▶ WORK TASK
Look through the entries below and report how many lines hold the string "divide". Only the number is wanted.

^^^^

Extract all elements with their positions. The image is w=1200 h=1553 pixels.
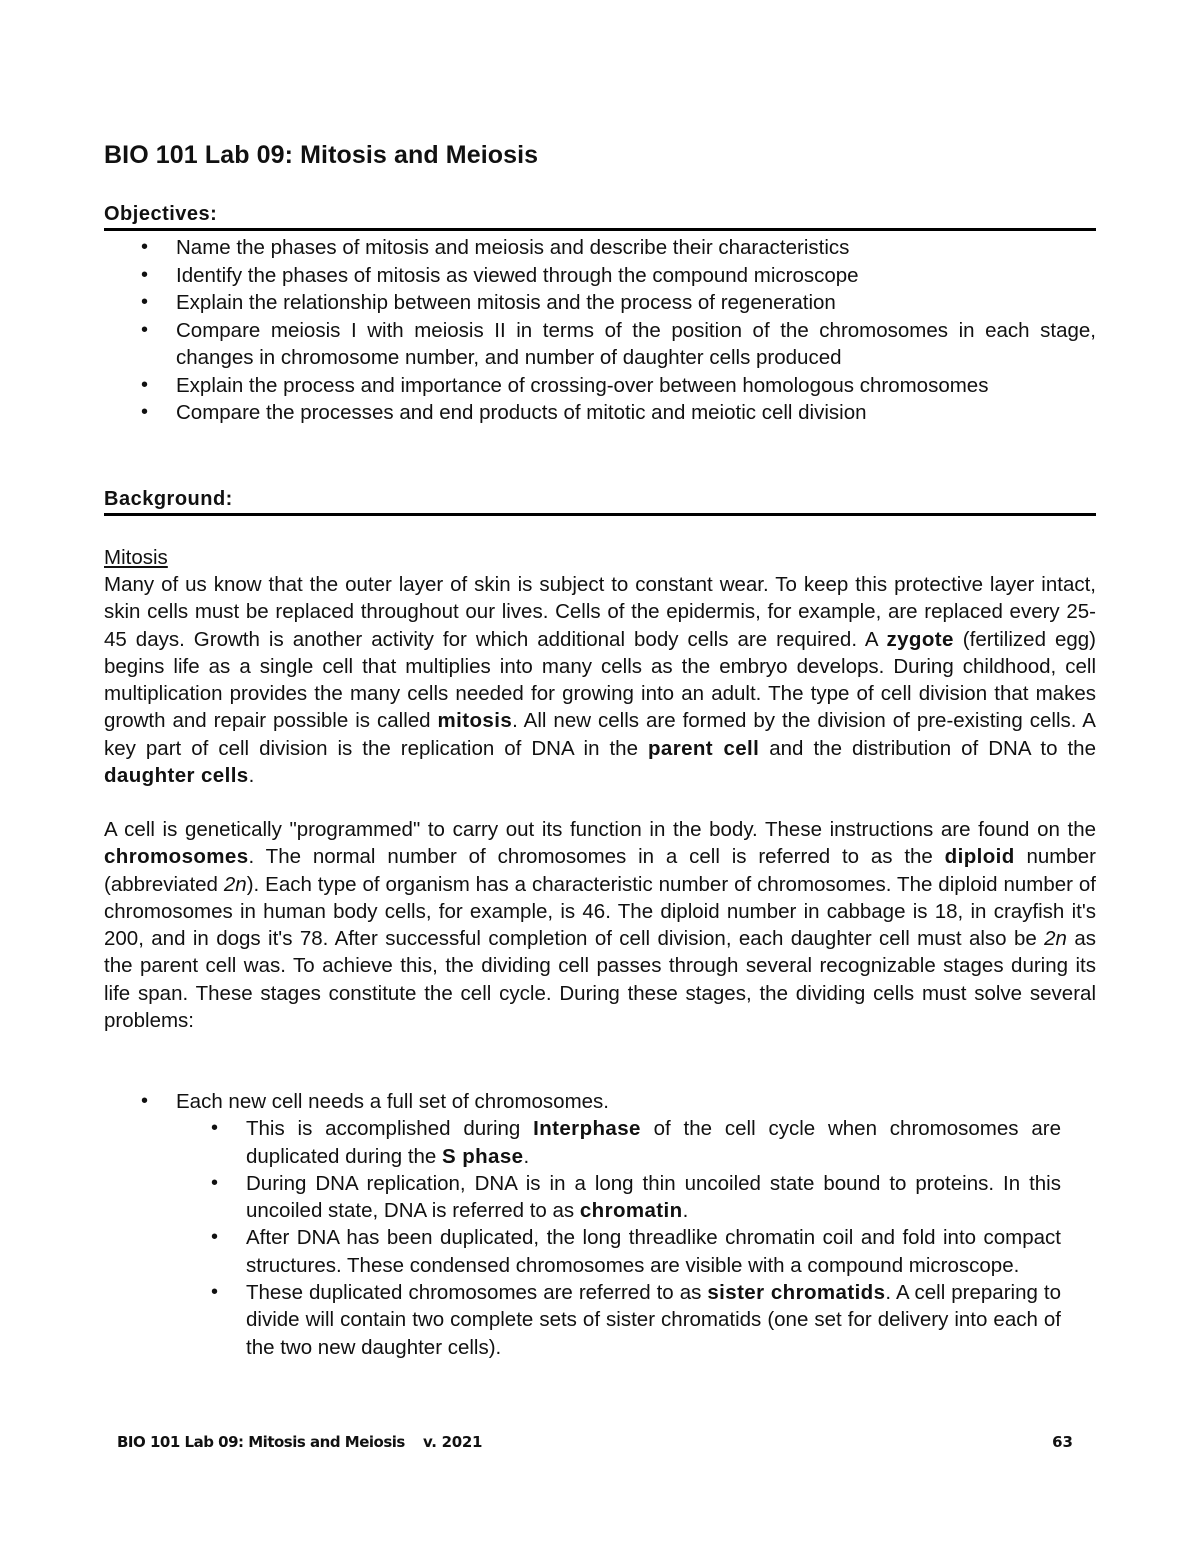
objectives-heading: Objectives:: [104, 202, 1096, 231]
bullet-icon: •: [141, 291, 149, 313]
page-footer: [117, 1433, 1073, 1457]
page-number: 63: [1052, 1433, 1073, 1451]
bullet-icon: •: [141, 1090, 149, 1112]
bullet-icon: •: [211, 1171, 219, 1194]
list-item: • Compare the processes and end products of mitotic and meiotic cell division: [141, 399, 1096, 427]
list-item: • Compare meiosis I with meiosis II in terms of the position of the chromosomes in each stage, changes in chromosome number, and number of daughter cells produced: [141, 318, 1096, 369]
bullet-icon: •: [141, 263, 149, 286]
list-item: • During DNA replication, DNA is in a long thin uncoiled state bound to proteins. In this uncoiled state, DNA is referred to as chromatin.: [211, 1171, 1061, 1223]
list-item: • Identify the phases of mitosis as viewed through the compound microscope: [141, 262, 1096, 290]
bullet-icon: •: [211, 1117, 219, 1140]
bullet-icon: •: [141, 373, 149, 396]
paragraph-mitosis-intro: Many of us know that the outer layer of skin is subject to constant wear. To keep this protective layer intact, skin cells must be replaced throughout our lives. Cells of the epidermis, for example, are replaced every 25-45 days. Growth is another activity for which additional body cells are required. A zygote (fertilized egg) begins life as a single cell that multiplies into many cells as the embryo develops. During childhood, cell multiplication provides the many cells needed for growing into an adult. The type of cell division that makes growth and repair possible is called mitosis. All new cells are formed by the division of pre-existing cells. A key part of cell division is the replication of DNA in the parent cell and the distribution of DNA to the daughter cells.: [104, 573, 1097, 788]
bullet-icon: •: [211, 1281, 219, 1304]
bullet-icon: •: [141, 236, 149, 258]
background-heading: Background:: [104, 487, 1096, 516]
paragraph-chromosomes: A cell is genetically "programmed" to carry out its function in the body. These instructions are found on the chromosomes. The normal number of chromosomes in a cell is referred to as the diploid number (abbreviated 2n). Each type of organism has a characteristic number of chromosomes. The diploid number of chromosomes in human body cells, for example, is 46. The diploid number in cabbage is 18, in crayfish it's 200, and in dogs it's 78. After successful completion of cell division, each daughter cell must also be 2n as the parent cell was. To achieve this, the dividing cell passes through several recognizable stages during its life span. These stages constitute the cell cycle. During these stages, the dividing cells must solve several problems:: [104, 818, 1096, 1033]
sub-list: [176, 1115, 1061, 1361]
footer-version: v. 2021: [423, 1433, 483, 1451]
objectives-list: [141, 234, 1096, 427]
list-item: • Explain the relationship between mitosis and the process of regeneration: [141, 289, 1096, 317]
list-item: • This is accomplished during Interphase of the cell cycle when chromosomes are duplicated during the S phase.: [211, 1117, 1061, 1168]
bullet-icon: •: [211, 1226, 219, 1249]
problems-list: [141, 1088, 1096, 1361]
list-item: • Name the phases of mitosis and meiosis and describe their characteristics: [141, 234, 1096, 262]
bullet-icon: •: [141, 318, 149, 341]
footer-title: BIO 101 Lab 09: Mitosis and Meiosis: [117, 1433, 405, 1451]
list-item: • After DNA has been duplicated, the long threadlike chromatin coil and fold into compact structures. These condensed chromosomes are visible with a compound microscope.: [211, 1226, 1061, 1277]
document-title: BIO 101 Lab 09: Mitosis and Meiosis: [104, 141, 539, 169]
list-item: • Each new cell needs a full set of chromosomes. • This is accomplished during Interphase of the cell cycle when chromosomes are duplicated during the S phase. • During DNA replication, DNA is in a long thin uncoiled state bound to proteins. In this uncoiled state, DNA is referred to as chromatin. • After DNA has been duplicated, the long threadlike chromatin coil and fold into compact structures. These condensed chromosomes are visible with a compound microscope. • These duplicated chromosomes are referred to as sister chromatids. A cell preparing to divide will contain two complete sets of sister chromatids (one set for delivery into each of the two new daughter cells).: [141, 1088, 1096, 1361]
bullet-icon: •: [141, 401, 149, 423]
mitosis-subheading: Mitosis: [104, 546, 168, 569]
list-item: • Explain the process and importance of crossing-over between homologous chromosomes: [141, 372, 1096, 400]
list-item: • These duplicated chromosomes are referred to as sister chromatids. A cell preparing to divide will contain two complete sets of sister chromatids (one set for delivery into each of the two new daughter cells).: [211, 1281, 1061, 1359]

^^^^

▶ RESPONSE BOX
2